(Work to be completed)
Reproduce the material exactly, omitting nothing.

———

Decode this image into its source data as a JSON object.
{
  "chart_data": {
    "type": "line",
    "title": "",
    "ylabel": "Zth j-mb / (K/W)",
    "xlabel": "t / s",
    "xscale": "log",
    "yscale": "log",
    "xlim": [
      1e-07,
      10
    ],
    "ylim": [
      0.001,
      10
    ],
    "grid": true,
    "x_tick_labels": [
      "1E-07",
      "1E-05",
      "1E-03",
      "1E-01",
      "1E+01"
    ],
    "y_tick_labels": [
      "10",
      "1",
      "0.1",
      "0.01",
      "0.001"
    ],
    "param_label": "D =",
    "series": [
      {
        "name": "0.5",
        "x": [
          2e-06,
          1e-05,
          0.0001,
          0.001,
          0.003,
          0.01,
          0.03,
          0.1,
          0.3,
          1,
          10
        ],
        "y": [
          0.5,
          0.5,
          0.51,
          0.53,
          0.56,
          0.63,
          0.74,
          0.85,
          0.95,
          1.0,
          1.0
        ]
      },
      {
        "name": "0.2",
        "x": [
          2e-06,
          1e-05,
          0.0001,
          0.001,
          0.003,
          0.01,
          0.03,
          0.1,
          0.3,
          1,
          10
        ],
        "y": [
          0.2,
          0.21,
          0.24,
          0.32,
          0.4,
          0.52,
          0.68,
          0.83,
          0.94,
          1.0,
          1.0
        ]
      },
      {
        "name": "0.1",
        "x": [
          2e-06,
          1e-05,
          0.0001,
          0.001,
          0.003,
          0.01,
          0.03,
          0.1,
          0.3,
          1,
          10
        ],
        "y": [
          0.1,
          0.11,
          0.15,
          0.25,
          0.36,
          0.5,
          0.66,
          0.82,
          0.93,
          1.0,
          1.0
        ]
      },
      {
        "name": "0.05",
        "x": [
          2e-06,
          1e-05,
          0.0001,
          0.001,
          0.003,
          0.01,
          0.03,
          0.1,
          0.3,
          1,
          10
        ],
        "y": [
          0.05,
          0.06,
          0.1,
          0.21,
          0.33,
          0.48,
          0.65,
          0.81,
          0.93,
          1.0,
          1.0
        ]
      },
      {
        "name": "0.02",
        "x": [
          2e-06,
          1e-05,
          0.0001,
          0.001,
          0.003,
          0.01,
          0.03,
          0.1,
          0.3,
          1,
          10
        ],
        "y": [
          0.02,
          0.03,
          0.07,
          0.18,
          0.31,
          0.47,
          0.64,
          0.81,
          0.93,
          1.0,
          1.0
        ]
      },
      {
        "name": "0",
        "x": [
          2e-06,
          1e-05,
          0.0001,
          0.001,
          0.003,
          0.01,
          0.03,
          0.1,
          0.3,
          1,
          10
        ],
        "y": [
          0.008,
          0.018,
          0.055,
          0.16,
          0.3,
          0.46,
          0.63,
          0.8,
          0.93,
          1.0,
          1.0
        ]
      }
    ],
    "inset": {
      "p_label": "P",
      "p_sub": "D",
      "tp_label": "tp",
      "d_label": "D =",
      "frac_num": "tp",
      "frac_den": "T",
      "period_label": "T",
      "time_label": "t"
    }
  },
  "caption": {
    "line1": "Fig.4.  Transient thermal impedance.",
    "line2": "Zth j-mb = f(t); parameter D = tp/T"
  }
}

———

(Correct result)
Decode this image into its source data as a JSON object.
{
  "chart_data": {
    "type": "line",
    "title": "",
    "ylabel": "Zth j-mb / (K/W)",
    "xlabel": "t / s",
    "xscale": "log",
    "yscale": "log",
    "xlim": [
      1e-07,
      10
    ],
    "ylim": [
      0.001,
      10
    ],
    "grid": true,
    "x_tick_labels": [
      "1E-07",
      "1E-05",
      "1E-03",
      "1E-01",
      "1E+01"
    ],
    "y_tick_labels": [
      "10",
      "1",
      "0.1",
      "0.01",
      "0.001"
    ],
    "param_label": "D =",
    "series": [
      {
        "name": "0.5",
        "x": [
          2e-06,
          1e-05,
          0.0001,
          0.001,
          0.003,
          0.01,
          0.03,
          0.1,
          0.3,
          1,
          10
        ],
        "y": [
          0.5,
          0.5,
          0.51,
          0.53,
          0.56,
          0.63,
          0.74,
          0.85,
          0.95,
          1.0,
          1.0
        ]
      },
      {
        "name": "0.2",
        "x": [
          2e-06,
          1e-05,
          0.0001,
          0.001,
          0.003,
          0.01,
          0.03,
          0.1,
          0.3,
          1,
          10
        ],
        "y": [
          0.2,
          0.21,
          0.24,
          0.32,
          0.4,
          0.52,
          0.68,
          0.83,
          0.94,
          1.0,
          1.0
        ]
      },
      {
        "name": "0.1",
        "x": [
          2e-06,
          1e-05,
          0.0001,
          0.001,
          0.003,
          0.01,
          0.03,
          0.1,
          0.3,
          1,
          10
        ],
        "y": [
          0.1,
          0.11,
          0.15,
          0.25,
          0.36,
          0.5,
          0.66,
          0.82,
          0.93,
          1.0,
          1.0
        ]
      },
      {
        "name": "0.05",
        "x": [
          2e-06,
          1e-05,
          0.0001,
          0.001,
          0.003,
          0.01,
          0.03,
          0.1,
          0.3,
          1,
          10
        ],
        "y": [
          0.05,
          0.06,
          0.1,
          0.21,
          0.33,
          0.48,
          0.65,
          0.81,
          0.93,
          1.0,
          1.0
        ]
      },
      {
        "name": "0.02",
        "x": [
          2e-06,
          1e-05,
          0.0001,
          0.001,
          0.003,
          0.01,
          0.03,
          0.1,
          0.3,
          1,
          10
        ],
        "y": [
          0.02,
          0.03,
          0.07,
          0.18,
          0.31,
          0.47,
          0.64,
          0.81,
          0.93,
          1.0,
          1.0
        ]
      },
      {
        "name": "0",
        "x": [
          2e-06,
          1e-05,
          0.0001,
          0.001,
          0.003,
          0.01,
          0.03,
          0.1,
          0.3,
          1,
          10
        ],
        "y": [
          0.008,
          0.018,
          0.055,
          0.16,
          0.3,
          0.46,
          0.63,
          0.8,
          0.93,
          1.0,
          1.0
        ]
      }
    ],
    "inset": {
      "p_label": "P",
      "p_sub": "D",
      "tp_label": "tp",
      "d_label": "D =",
      "frac_num": "tp",
      "frac_den": "T",
      "period_label": "T",
      "time_label": "t"
    }
  },
  "caption": {
    "line1": "Fig.4.  Transient thermal impedance.",
    "line2": "Zth j-mb = f(t); parameter D = tp/T"
  }
}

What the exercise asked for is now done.